### The request
Copy out all lines in the data below containing the string "Date".

### Available records
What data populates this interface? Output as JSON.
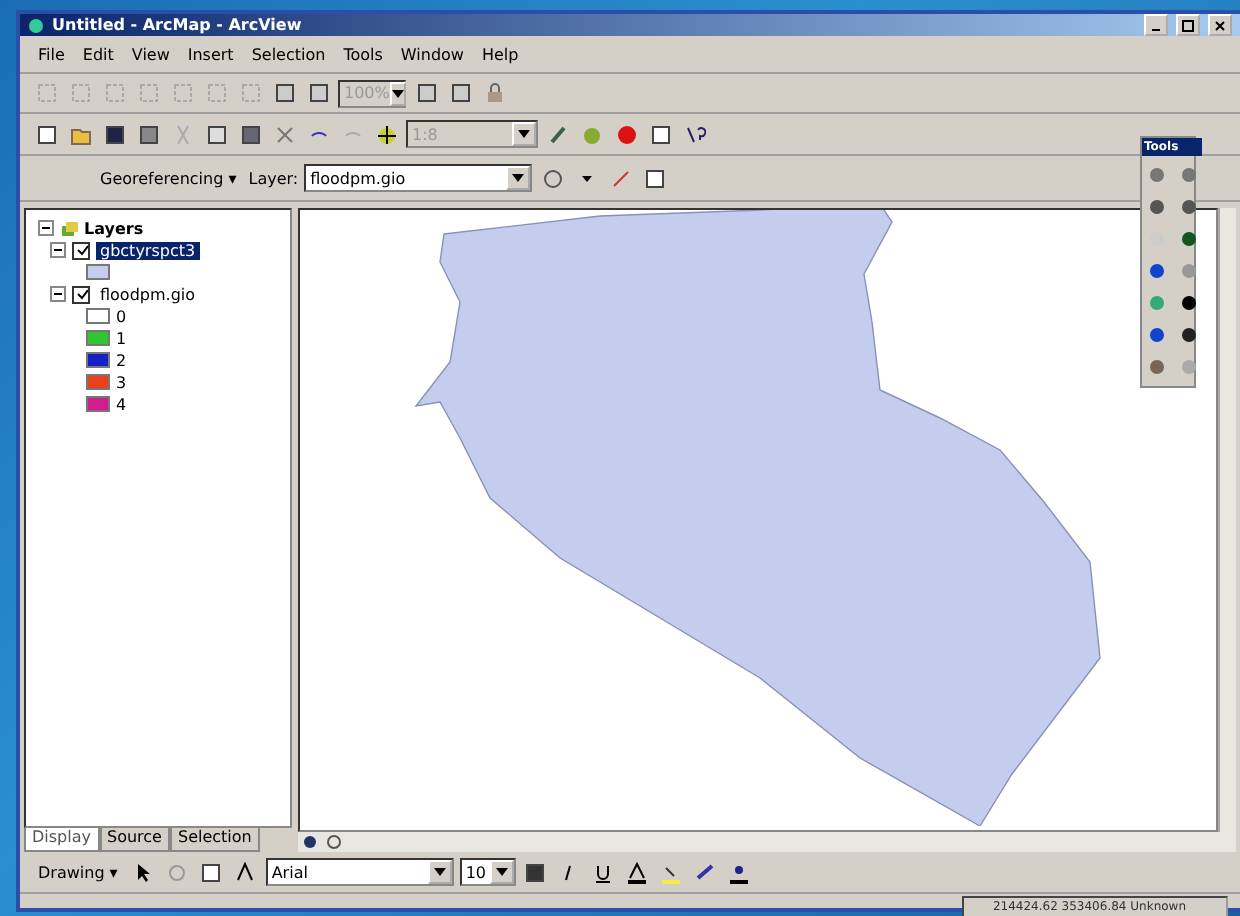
{
  "window": {
    "title": "Untitled - ArcMap - ArcView"
  },
  "menu": [
    "File",
    "Edit",
    "View",
    "Insert",
    "Selection",
    "Tools",
    "Window",
    "Help"
  ],
  "toolbar_1": {
    "zoom_combo": {
      "value": "100%",
      "disabled": true
    }
  },
  "toolbar_2": {
    "scale_combo": {
      "value": "1:8",
      "disabled": true
    }
  },
  "georeferencing": {
    "menu": "Georeferencing ▾",
    "layer_label": "Layer:",
    "layer_value": "floodpm.gio"
  },
  "toc": {
    "root": "Layers",
    "layers": [
      {
        "name": "gbctyrspct3",
        "checked": true,
        "selected": true,
        "expanded": true,
        "classes": [
          {
            "color": "#c5cdee"
          }
        ]
      },
      {
        "name": "floodpm.gio",
        "checked": true,
        "selected": false,
        "expanded": true,
        "classes": [
          {
            "label": "0",
            "color": "#ffffff"
          },
          {
            "label": "1",
            "color": "#2fc62f"
          },
          {
            "label": "2",
            "color": "#1420c8"
          },
          {
            "label": "3",
            "color": "#e8401c"
          },
          {
            "label": "4",
            "color": "#d01c8c"
          }
        ]
      }
    ]
  },
  "toc_tabs": [
    {
      "label": "Display",
      "selected": true
    },
    {
      "label": "Source",
      "selected": false
    },
    {
      "label": "Selection",
      "selected": false
    }
  ],
  "tools_window": {
    "title": "Tools"
  },
  "drawing_toolbar": {
    "menu": "Drawing ▾",
    "font": "Arial",
    "size": "10"
  },
  "status_bar": {
    "coordinates": "214424.62  353406.84 Unknown"
  }
}
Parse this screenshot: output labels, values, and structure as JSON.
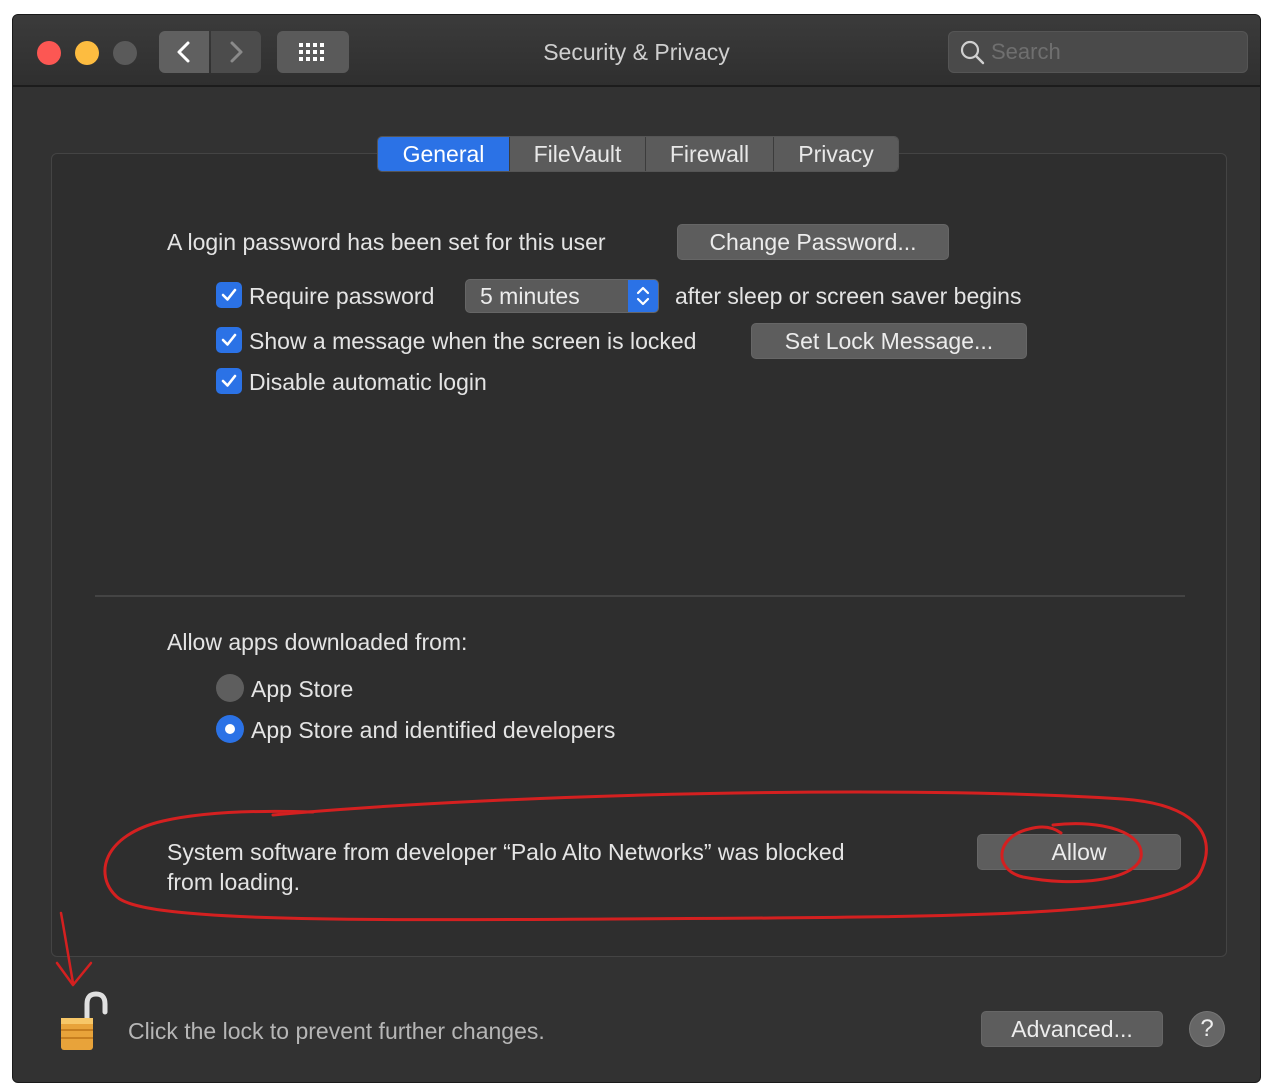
{
  "window": {
    "title": "Security & Privacy",
    "search_placeholder": "Search"
  },
  "tabs": [
    {
      "label": "General",
      "active": true
    },
    {
      "label": "FileVault",
      "active": false
    },
    {
      "label": "Firewall",
      "active": false
    },
    {
      "label": "Privacy",
      "active": false
    }
  ],
  "general": {
    "login_text": "A login password has been set for this user",
    "change_password_label": "Change Password...",
    "require_password": {
      "label": "Require password",
      "checked": true
    },
    "require_password_delay": "5 minutes",
    "after_sleep_text": "after sleep or screen saver begins",
    "show_message": {
      "label": "Show a message when the screen is locked",
      "checked": true
    },
    "set_lock_message_label": "Set Lock Message...",
    "disable_auto_login": {
      "label": "Disable automatic login",
      "checked": true
    },
    "allow_apps_heading": "Allow apps downloaded from:",
    "radio_options": [
      {
        "label": "App Store",
        "selected": false
      },
      {
        "label": "App Store and identified developers",
        "selected": true
      }
    ],
    "blocked_message_line1": "System software from developer “Palo Alto Networks” was blocked",
    "blocked_message_line2": "from loading.",
    "allow_button_label": "Allow"
  },
  "footer": {
    "lock_text": "Click the lock to prevent further changes.",
    "advanced_label": "Advanced...",
    "help_label": "?"
  },
  "colors": {
    "accent": "#2b72e6",
    "annotation": "#d42020",
    "window_bg": "#323232"
  }
}
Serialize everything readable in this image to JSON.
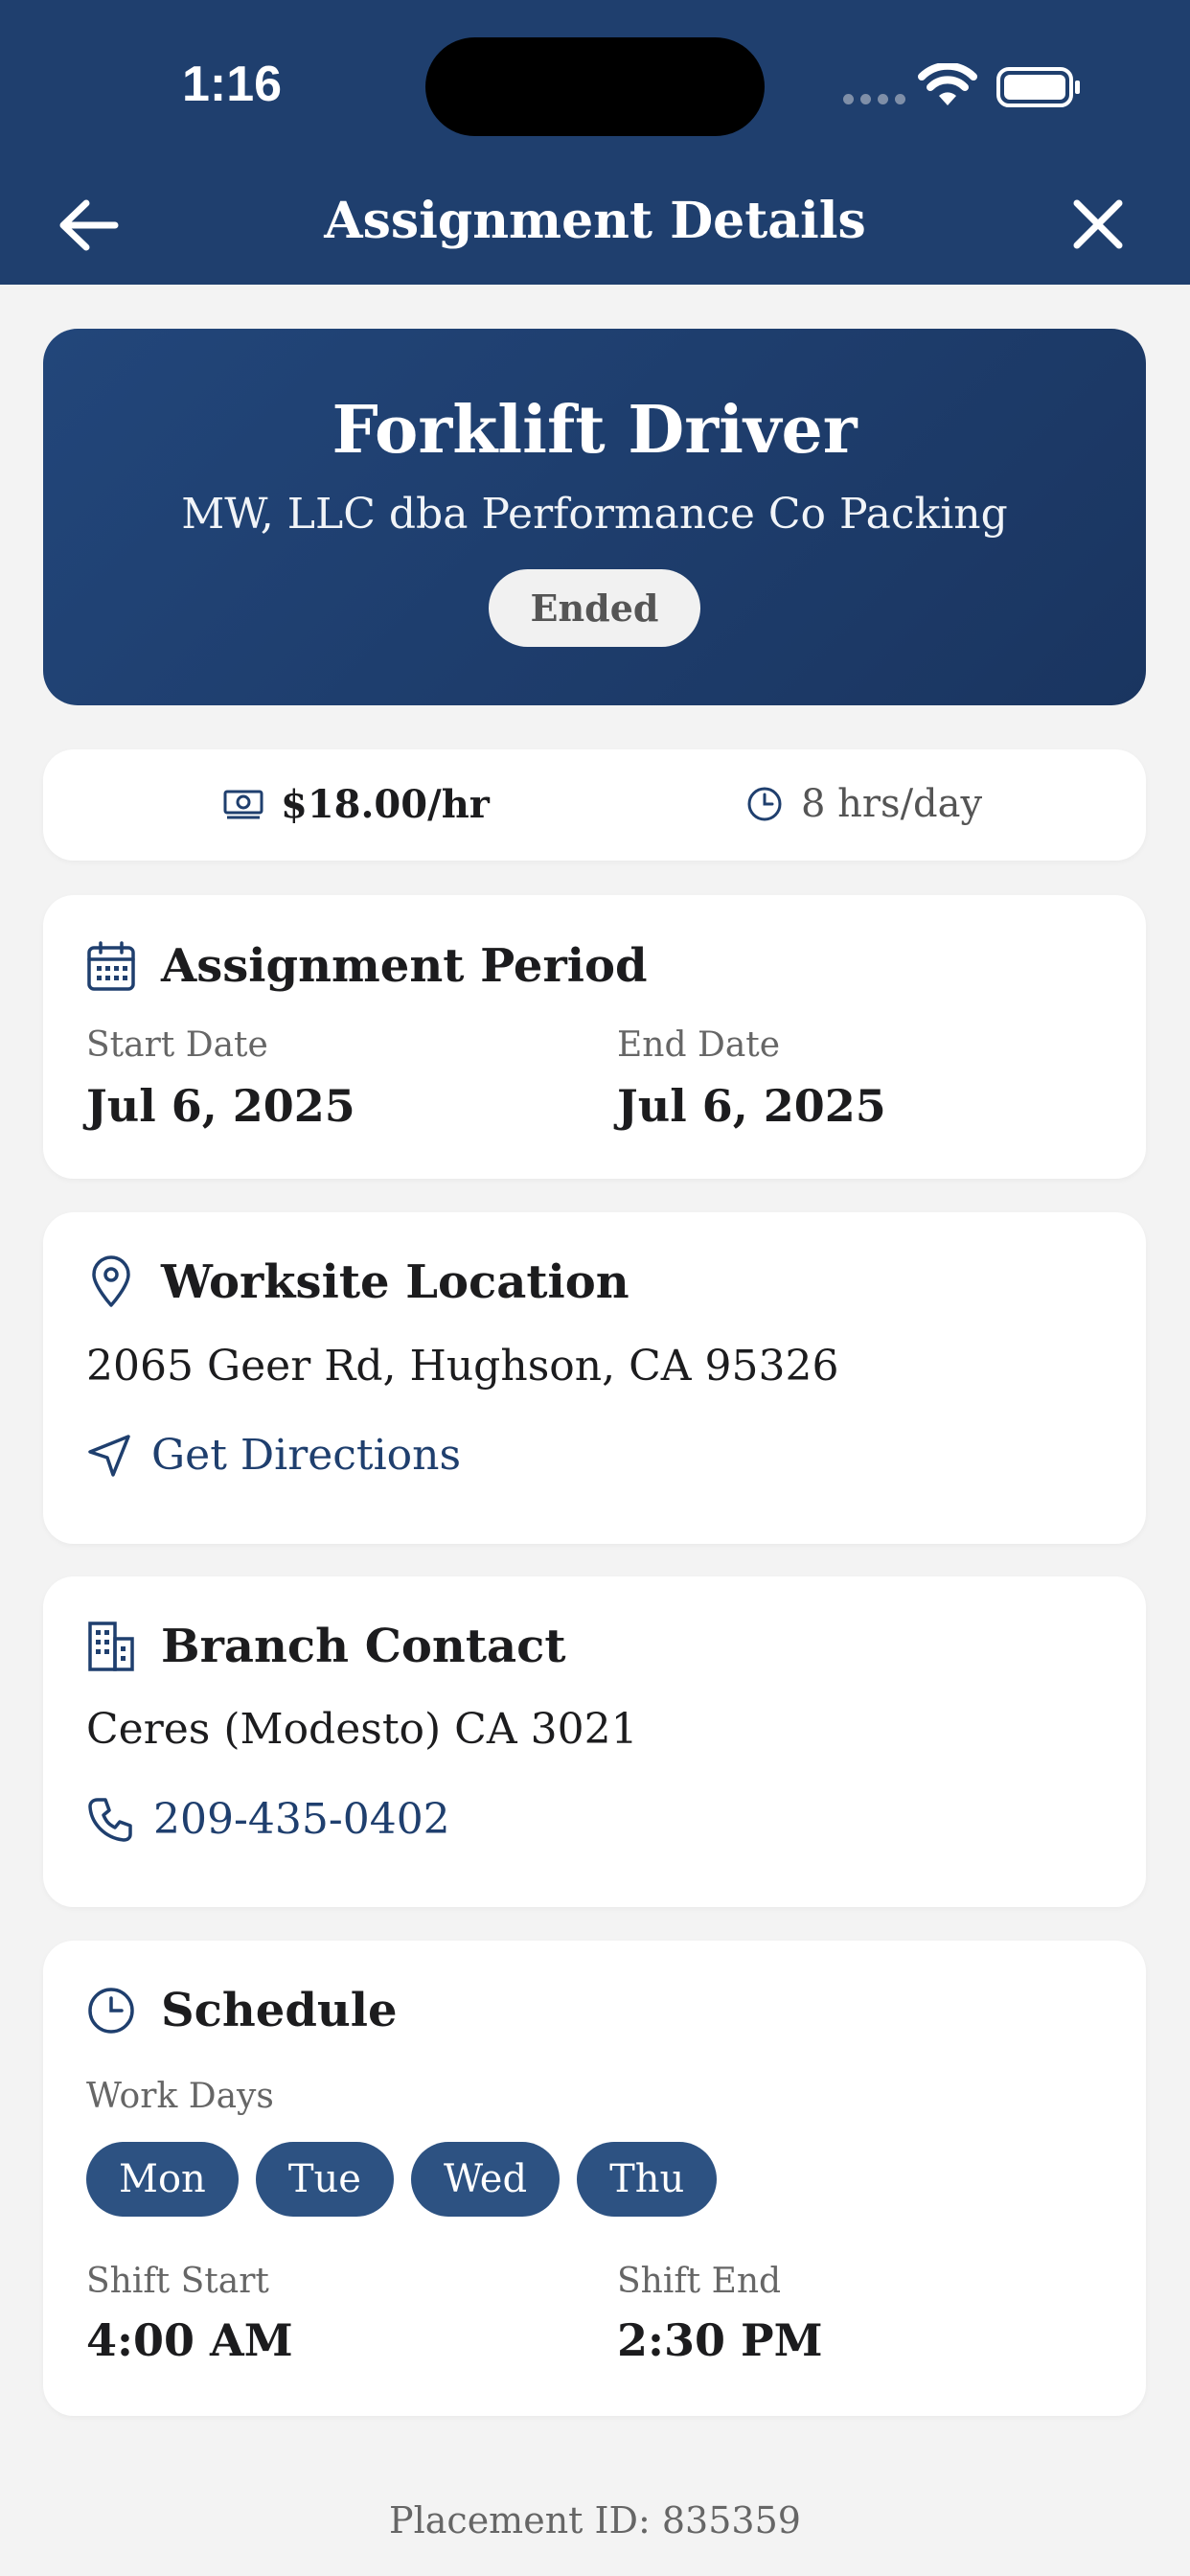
{
  "status_bar": {
    "time": "1:16"
  },
  "nav": {
    "title": "Assignment Details"
  },
  "hero": {
    "job_title": "Forklift Driver",
    "company": "MW, LLC dba Performance Co Packing",
    "status": "Ended"
  },
  "pay": {
    "rate": "$18.00/hr",
    "hours": "8 hrs/day"
  },
  "period": {
    "heading": "Assignment Period",
    "start_label": "Start Date",
    "start_value": "Jul 6, 2025",
    "end_label": "End Date",
    "end_value": "Jul 6, 2025"
  },
  "location": {
    "heading": "Worksite Location",
    "address": "2065 Geer Rd, Hughson, CA 95326",
    "directions_label": "Get Directions"
  },
  "branch": {
    "heading": "Branch Contact",
    "name": "Ceres (Modesto) CA 3021",
    "phone": "209-435-0402"
  },
  "schedule": {
    "heading": "Schedule",
    "work_days_label": "Work Days",
    "days": [
      "Mon",
      "Tue",
      "Wed",
      "Thu"
    ],
    "shift_start_label": "Shift Start",
    "shift_start_value": "4:00 AM",
    "shift_end_label": "Shift End",
    "shift_end_value": "2:30 PM"
  },
  "footer": {
    "placement_id": "Placement ID: 835359"
  },
  "colors": {
    "primary": "#1f3f6e",
    "day_chip": "#2d5282",
    "background": "#f3f3f3"
  }
}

### Output of the exercise
    "start_label": "Start Date",
    "end_label": "End Date",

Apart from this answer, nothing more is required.